**SOURCE RECORDS**
++++++++++++++++++++

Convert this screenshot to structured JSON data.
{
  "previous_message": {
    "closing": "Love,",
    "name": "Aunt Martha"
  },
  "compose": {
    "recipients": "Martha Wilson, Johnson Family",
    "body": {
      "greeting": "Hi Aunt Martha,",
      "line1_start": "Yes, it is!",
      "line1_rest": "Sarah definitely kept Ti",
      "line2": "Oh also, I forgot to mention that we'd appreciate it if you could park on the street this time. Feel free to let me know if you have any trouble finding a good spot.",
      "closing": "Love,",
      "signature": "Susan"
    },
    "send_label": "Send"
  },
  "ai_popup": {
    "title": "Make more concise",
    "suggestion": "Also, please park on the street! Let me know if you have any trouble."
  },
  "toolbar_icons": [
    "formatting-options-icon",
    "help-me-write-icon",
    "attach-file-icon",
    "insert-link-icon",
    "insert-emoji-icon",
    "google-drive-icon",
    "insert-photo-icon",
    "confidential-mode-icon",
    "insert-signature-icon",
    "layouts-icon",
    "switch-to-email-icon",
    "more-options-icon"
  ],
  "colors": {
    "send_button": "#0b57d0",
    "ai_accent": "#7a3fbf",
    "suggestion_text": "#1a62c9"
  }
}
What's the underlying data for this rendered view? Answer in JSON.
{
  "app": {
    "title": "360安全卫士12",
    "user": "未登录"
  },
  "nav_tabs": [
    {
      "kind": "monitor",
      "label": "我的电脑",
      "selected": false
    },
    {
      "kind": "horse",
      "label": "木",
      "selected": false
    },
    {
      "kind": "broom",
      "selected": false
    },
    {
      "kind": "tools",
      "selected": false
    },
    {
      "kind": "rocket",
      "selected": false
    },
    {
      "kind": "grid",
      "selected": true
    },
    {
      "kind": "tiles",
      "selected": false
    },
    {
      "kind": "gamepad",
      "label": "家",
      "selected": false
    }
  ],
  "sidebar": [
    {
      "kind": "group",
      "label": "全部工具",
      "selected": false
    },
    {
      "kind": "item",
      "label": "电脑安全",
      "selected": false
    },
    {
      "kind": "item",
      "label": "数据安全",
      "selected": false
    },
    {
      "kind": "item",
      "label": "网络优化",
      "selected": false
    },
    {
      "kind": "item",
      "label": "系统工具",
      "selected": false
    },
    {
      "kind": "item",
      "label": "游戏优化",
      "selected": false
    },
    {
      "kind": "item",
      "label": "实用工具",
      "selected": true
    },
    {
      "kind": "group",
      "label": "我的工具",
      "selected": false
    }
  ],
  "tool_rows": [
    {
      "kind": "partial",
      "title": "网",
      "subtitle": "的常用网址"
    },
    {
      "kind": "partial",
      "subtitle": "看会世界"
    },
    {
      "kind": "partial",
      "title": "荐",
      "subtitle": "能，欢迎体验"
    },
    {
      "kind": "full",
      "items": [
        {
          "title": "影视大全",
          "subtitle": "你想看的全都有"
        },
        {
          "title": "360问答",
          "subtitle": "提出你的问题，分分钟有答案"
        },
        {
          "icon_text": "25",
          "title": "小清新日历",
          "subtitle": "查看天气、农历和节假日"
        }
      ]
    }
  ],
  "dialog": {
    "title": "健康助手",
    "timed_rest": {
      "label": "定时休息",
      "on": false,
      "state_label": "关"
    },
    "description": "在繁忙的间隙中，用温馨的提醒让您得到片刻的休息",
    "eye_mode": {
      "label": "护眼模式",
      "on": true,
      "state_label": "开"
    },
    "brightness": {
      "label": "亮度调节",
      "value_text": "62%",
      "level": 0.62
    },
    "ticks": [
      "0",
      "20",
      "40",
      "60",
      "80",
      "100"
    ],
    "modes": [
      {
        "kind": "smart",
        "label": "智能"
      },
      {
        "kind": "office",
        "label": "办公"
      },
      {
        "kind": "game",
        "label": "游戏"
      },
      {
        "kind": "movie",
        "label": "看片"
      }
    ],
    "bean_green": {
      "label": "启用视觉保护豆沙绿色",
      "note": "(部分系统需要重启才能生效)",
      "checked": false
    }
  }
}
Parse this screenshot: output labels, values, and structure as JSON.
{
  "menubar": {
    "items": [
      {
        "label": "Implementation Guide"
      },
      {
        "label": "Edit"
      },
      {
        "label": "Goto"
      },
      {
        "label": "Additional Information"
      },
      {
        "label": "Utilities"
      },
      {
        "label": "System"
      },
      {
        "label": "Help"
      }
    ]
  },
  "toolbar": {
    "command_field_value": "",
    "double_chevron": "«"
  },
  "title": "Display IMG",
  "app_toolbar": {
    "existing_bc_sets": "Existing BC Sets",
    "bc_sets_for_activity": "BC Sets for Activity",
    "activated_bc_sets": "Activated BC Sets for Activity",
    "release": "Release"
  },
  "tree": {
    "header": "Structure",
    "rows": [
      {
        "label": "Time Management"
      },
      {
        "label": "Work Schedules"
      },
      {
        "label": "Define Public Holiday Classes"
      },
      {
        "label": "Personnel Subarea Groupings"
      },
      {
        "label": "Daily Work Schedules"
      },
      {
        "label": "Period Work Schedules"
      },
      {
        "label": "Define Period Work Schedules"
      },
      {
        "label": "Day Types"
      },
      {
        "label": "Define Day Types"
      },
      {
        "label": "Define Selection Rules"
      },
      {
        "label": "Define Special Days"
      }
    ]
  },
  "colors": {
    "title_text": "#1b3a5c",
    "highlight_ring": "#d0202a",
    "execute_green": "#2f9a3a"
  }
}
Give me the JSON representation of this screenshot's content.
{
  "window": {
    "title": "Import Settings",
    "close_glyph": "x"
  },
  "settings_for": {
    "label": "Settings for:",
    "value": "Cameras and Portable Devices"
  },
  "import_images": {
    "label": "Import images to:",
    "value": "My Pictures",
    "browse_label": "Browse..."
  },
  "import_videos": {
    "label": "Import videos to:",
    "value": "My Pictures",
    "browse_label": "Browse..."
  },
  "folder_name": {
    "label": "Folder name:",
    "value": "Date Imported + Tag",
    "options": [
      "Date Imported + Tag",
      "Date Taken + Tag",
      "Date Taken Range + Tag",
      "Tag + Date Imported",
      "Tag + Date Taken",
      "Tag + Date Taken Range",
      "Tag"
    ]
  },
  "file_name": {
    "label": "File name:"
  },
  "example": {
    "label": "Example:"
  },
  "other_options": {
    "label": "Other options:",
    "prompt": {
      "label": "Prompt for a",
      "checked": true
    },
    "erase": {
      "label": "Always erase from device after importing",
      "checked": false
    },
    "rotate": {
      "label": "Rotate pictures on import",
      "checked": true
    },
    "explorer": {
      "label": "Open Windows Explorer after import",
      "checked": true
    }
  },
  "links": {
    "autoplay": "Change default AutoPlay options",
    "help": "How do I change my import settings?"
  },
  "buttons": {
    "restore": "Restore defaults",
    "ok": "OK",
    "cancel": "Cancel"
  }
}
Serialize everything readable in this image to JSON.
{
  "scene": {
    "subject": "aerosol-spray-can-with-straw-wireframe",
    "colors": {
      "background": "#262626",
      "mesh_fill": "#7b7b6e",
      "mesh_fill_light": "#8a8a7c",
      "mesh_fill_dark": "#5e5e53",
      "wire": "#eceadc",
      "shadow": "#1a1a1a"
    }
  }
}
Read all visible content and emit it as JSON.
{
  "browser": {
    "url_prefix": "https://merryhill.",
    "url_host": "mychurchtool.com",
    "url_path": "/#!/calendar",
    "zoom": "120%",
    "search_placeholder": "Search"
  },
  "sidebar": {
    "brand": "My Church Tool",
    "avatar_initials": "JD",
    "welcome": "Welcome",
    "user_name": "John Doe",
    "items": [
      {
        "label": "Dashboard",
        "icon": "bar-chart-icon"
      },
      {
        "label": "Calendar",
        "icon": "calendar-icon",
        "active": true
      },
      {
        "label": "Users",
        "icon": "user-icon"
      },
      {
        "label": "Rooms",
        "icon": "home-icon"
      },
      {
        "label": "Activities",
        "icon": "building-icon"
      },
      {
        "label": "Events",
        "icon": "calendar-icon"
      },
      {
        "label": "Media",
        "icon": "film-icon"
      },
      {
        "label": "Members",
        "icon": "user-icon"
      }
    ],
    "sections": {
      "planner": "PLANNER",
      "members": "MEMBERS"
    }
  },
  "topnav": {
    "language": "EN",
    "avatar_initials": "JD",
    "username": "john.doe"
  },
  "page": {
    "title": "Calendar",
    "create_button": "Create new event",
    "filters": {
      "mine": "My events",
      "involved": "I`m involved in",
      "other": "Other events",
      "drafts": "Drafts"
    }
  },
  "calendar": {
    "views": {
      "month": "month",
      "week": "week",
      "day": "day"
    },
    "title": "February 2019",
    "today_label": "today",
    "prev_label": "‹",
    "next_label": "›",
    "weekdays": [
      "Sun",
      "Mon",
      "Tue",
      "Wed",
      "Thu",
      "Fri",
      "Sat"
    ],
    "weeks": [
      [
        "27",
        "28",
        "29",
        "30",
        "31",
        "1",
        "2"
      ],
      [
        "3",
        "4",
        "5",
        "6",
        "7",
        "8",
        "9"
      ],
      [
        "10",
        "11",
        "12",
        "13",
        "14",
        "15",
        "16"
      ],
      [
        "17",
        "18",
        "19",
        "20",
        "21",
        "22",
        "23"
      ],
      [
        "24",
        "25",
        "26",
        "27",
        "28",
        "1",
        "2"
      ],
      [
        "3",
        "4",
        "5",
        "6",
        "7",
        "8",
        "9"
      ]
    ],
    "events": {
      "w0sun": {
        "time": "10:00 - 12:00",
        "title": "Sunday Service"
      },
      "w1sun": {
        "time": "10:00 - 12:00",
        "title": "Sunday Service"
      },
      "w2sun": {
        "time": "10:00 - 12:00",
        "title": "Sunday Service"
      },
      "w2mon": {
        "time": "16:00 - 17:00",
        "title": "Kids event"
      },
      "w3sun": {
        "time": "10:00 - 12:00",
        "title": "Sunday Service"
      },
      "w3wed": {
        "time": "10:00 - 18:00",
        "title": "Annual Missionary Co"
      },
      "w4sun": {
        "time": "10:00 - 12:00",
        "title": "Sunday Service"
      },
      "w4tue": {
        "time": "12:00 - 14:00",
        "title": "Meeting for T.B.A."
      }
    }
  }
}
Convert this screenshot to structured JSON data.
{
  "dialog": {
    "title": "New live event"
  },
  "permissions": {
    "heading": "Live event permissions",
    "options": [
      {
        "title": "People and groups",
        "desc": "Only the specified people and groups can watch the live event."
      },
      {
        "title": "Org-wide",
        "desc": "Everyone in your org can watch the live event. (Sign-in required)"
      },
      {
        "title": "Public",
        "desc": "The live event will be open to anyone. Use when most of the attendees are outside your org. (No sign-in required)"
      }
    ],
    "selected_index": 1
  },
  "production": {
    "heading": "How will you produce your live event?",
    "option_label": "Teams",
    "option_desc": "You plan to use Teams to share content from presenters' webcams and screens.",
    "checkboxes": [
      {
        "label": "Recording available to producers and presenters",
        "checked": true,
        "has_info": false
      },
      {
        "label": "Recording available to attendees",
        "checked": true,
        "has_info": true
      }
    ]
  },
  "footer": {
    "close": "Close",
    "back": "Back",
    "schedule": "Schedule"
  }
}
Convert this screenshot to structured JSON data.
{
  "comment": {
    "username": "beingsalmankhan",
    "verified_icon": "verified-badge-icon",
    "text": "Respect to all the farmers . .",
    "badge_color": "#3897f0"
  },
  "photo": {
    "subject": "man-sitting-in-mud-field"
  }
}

++++++++++++++++++++

**EXERCISE GOAL**
Find each line holding the string "Period" and copy it out.

**REPLY TO THE TASK**
        "label": "Period Work Schedules"
        "label": "Define Period Work Schedules"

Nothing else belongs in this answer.